Задания:
a: Ответьте по фрагменту о предшественниках Пруста:
(i) На какие исследования решено сослаться, поскольку литература по вопросу уже накопилась изрядная?
(ii) Кто стоит рядом с литераторами Великого века, заметно их оттесняя?
(iii) Какие персонажи «Поисков» прямо названы пришедшими в книгу Пруста из «Мемуаров»?
b: Переведите на английский язык предложение из фрагмента о предшественниках Пруста: «Опыт предшественников имел для Пруста колоссальное значение.»

Текст страницы:
Книга От Франсуа Вийона до Марселя Пруста. Страницы истории французской литературы Нового времени (XVI-XIX века). Том II - Андрей Михайлов
Шрифт:
Интервал:
Закладка:
Опыт предшественников имел для Пруста колоссальное значение. Он упорно и увлеченно читал их произведения, обдумывал, вживался в них, примерял к своим творческим поискам. Не приходится удивляться, что столь же увлеченно и упорно изучается мировым прустоведением вопрос о дальних и ближних предшественниках автора «Поисков утраченного времени». Здесь уже накопилась изрядная литература, поэтому сошлемся лишь на несколько самых недавних исследований[639].
Когда говорят о литературных предшественниках Пруста, о его литературных предпочтениях, то на ум сразу же приходит несколько имен. Однако не будем касаться литераторов Великого века, которых Пруст хорошо знал и на произведения которых постоянно ссылался (это Расини, Ларошфуко, Мольер, Паскаль, г-жа де Севинье и г-жа де Лафайет и т. д.). Рядом с ними и их всех заметно оттесняя, стоит гениальный автор «Мемуаров» герцог де Сен-Симон. Пруст нашел у него не только яркие фигуры политических деятелей рубежа веков, но и просто впечатляющую картину жизни аристократического общества, изображенного без какого бы то ни было пиетета, изображенного правдиво, психологически и социально глубоко и точно, очень часто – с большой долей иронии и даже сарказма. Пруст нашел у Сен-Симона не только изображение нравов эпохи и порожденных ею характеров, но даже необходимые ему «аристократические» имена: и Германты, и Шарлюс, и многие другие персонажи «Поисков» пришли в книгу Пруста из монументальнейших «Мемуаров» Сен-Симона. И еще одно нашел Пруст у этого своего предшественника: умение обращаться с «большой формой», организовывать нескончаемое повествование, сочетать рассказ о чем-то значительном, очень важном с мелкими деталями, с моралистическими рассуждениями, сочетать возвышенное и приземленное, великое с обыденным, каждодневным.

(Данные о размещении элементов)
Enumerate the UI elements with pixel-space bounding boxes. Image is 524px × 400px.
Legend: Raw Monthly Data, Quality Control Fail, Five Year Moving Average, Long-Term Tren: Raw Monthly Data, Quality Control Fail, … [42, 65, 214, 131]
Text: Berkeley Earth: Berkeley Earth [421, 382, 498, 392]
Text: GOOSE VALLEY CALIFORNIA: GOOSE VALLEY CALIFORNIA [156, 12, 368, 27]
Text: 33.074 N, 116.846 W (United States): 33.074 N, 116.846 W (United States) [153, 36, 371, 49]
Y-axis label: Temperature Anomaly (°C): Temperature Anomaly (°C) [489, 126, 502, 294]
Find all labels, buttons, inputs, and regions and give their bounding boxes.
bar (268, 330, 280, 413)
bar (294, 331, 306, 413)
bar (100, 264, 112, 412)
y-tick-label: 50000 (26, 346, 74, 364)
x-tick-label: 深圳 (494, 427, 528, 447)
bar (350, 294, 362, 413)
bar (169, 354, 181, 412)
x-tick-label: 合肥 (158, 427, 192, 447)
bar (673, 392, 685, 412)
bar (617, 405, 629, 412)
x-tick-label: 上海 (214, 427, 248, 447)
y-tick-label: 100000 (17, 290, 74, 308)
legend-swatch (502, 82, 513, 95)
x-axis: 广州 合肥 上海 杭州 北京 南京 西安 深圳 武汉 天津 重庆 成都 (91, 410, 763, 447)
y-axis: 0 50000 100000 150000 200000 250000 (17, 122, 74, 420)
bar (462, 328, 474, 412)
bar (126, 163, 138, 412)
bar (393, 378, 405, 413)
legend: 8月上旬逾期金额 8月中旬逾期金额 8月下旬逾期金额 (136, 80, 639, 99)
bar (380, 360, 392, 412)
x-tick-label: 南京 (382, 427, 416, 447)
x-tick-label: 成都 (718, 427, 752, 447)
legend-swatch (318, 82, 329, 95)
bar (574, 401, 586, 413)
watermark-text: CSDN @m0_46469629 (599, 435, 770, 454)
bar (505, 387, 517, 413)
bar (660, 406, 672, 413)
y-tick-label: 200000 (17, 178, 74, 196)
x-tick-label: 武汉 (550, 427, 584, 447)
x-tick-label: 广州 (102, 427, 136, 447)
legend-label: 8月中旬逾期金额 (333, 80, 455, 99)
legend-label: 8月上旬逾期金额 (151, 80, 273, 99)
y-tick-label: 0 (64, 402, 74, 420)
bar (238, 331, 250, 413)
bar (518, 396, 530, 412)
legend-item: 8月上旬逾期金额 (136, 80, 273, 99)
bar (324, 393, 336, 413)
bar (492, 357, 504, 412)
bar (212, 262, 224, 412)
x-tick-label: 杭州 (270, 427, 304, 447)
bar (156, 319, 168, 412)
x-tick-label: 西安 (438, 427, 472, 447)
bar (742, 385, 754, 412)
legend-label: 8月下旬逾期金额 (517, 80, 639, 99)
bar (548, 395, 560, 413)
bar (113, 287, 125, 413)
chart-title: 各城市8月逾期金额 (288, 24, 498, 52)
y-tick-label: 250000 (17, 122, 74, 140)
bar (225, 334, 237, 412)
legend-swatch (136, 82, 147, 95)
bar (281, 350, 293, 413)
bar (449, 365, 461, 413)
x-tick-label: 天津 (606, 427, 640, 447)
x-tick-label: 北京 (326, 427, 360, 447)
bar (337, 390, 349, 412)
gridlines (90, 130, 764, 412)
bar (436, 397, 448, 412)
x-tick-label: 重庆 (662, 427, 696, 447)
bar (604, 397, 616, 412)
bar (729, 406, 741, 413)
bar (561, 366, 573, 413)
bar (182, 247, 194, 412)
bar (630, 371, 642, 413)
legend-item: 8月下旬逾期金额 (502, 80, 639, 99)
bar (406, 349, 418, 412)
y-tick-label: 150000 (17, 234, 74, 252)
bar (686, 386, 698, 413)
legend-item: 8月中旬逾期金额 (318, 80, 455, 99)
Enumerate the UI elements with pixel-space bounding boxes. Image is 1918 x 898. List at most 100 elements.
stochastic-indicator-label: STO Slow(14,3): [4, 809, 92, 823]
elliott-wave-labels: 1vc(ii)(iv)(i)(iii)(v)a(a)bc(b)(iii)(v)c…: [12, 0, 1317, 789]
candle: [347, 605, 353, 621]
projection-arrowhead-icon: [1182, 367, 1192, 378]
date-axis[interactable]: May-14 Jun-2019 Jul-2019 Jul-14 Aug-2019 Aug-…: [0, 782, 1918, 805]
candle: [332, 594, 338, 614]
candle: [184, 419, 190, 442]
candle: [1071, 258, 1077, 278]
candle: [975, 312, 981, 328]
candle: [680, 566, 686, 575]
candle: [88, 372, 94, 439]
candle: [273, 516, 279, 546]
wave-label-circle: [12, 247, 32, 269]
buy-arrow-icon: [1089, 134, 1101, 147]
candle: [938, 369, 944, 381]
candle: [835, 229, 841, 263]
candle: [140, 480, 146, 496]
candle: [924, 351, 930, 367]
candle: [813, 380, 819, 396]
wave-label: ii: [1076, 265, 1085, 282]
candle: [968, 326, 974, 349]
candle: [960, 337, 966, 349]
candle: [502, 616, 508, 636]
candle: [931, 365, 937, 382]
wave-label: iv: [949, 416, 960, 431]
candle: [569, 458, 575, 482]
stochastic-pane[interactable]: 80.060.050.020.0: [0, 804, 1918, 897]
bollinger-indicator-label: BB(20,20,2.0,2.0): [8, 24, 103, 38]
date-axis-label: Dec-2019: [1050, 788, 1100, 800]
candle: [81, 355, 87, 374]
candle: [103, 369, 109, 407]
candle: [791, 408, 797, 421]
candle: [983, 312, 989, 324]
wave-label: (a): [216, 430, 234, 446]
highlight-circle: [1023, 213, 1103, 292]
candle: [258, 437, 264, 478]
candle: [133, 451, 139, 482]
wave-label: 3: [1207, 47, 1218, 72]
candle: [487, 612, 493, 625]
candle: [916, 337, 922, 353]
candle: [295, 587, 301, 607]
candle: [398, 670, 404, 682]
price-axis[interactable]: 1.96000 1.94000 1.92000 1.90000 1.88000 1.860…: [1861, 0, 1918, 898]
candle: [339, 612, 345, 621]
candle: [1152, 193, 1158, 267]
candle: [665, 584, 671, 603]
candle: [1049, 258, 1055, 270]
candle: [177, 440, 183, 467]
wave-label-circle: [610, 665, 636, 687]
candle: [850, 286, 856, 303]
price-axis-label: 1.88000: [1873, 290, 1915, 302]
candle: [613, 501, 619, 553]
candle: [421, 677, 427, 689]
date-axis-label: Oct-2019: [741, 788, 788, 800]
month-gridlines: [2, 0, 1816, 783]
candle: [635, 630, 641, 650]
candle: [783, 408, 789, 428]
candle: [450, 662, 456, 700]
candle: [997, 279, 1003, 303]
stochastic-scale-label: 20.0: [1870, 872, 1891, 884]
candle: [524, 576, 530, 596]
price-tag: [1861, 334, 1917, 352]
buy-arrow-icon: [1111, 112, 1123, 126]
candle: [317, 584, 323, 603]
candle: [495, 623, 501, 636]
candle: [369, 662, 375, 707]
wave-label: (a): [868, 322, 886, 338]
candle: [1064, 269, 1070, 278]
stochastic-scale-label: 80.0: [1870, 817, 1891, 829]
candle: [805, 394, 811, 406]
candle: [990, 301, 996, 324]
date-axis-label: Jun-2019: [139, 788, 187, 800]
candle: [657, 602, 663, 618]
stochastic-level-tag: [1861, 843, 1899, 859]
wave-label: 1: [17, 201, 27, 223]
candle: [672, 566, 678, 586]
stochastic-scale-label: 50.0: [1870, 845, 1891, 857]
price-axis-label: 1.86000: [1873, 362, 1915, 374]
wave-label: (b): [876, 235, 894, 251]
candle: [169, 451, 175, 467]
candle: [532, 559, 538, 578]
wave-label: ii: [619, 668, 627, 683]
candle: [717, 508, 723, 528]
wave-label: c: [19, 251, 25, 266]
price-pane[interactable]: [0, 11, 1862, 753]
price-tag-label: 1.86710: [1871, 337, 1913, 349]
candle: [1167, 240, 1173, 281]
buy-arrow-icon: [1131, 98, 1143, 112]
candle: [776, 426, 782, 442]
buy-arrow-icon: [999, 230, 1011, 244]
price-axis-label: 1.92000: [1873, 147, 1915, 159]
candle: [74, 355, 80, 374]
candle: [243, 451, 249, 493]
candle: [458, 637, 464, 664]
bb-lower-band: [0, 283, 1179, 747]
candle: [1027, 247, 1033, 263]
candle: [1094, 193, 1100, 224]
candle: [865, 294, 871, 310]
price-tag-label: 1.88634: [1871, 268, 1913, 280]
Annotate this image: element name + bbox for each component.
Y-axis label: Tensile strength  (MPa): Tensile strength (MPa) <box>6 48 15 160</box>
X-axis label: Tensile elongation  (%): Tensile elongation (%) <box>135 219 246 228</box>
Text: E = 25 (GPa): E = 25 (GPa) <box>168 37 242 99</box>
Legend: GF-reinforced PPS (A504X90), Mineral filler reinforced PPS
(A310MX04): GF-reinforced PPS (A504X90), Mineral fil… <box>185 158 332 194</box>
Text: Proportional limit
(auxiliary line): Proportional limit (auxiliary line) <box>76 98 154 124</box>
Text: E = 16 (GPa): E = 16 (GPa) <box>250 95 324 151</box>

Ответы по заданиям:
a:
(i) Лишь на несколько самых недавних исследований.
(ii) Герцог де Сен-Симон, автор «Мемуаров».
(iii) Германты и Шарлюс.

b: The experience of his predecessors was of enormous importance to Proust.